- _What is required_: Output, please, every line from the line that holds "What does this" to the end, exactly as written.

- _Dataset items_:
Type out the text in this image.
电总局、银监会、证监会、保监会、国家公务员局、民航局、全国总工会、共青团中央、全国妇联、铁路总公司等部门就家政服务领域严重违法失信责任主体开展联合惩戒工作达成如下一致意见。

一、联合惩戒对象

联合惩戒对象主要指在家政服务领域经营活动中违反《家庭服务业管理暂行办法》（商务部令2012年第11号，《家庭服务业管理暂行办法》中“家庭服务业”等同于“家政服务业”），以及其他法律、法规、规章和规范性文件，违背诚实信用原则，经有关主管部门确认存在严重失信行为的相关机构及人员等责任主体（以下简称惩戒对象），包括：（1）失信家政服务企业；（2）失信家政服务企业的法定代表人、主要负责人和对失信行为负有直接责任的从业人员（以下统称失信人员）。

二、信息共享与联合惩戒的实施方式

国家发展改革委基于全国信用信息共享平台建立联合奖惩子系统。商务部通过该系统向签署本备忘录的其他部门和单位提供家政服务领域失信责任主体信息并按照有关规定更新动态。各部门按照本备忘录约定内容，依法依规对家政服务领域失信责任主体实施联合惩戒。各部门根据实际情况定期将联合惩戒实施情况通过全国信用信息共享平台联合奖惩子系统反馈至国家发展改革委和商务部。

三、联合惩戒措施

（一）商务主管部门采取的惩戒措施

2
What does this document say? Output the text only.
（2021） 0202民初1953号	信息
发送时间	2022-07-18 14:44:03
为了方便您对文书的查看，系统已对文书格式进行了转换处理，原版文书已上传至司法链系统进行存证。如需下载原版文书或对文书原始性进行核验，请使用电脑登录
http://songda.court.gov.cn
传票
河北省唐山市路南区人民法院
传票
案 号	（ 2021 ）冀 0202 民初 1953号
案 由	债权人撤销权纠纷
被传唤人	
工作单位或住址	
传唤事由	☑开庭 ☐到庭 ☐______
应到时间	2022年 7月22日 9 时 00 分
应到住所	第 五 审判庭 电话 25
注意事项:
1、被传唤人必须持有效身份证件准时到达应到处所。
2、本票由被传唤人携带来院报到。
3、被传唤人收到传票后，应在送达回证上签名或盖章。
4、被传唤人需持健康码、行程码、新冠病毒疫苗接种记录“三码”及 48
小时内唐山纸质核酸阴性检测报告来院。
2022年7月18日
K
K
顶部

- _Response to the task_:
What does this document say? Output the text only.
（2021） 0202民初1953号	信息
发送时间	2022-07-18 14:44:03
为了方便您对文书的查看，系统已对文书格式进行了转换处理，原版文书已上传至司法链系统进行存证。如需下载原版文书或对文书原始性进行核验，请使用电脑登录
http://songda.court.gov.cn
传票
河北省唐山市路南区人民法院
传票
案 号	（ 2021 ）冀 0202 民初 1953号
案 由	债权人撤销权纠纷
被传唤人	
工作单位或住址	
传唤事由	☑开庭 ☐到庭 ☐______
应到时间	2022年 7月22日 9 时 00 分
应到住所	第 五 审判庭 电话 25
注意事项:
1、被传唤人必须持有效身份证件准时到达应到处所。
2、本票由被传唤人携带来院报到。
3、被传唤人收到传票后，应在送达回证上签名或盖章。
4、被传唤人需持健康码、行程码、新冠病毒疫苗接种记录“三码”及 48
小时内唐山纸质核酸阴性检测报告来院。
2022年7月18日
K
K
顶部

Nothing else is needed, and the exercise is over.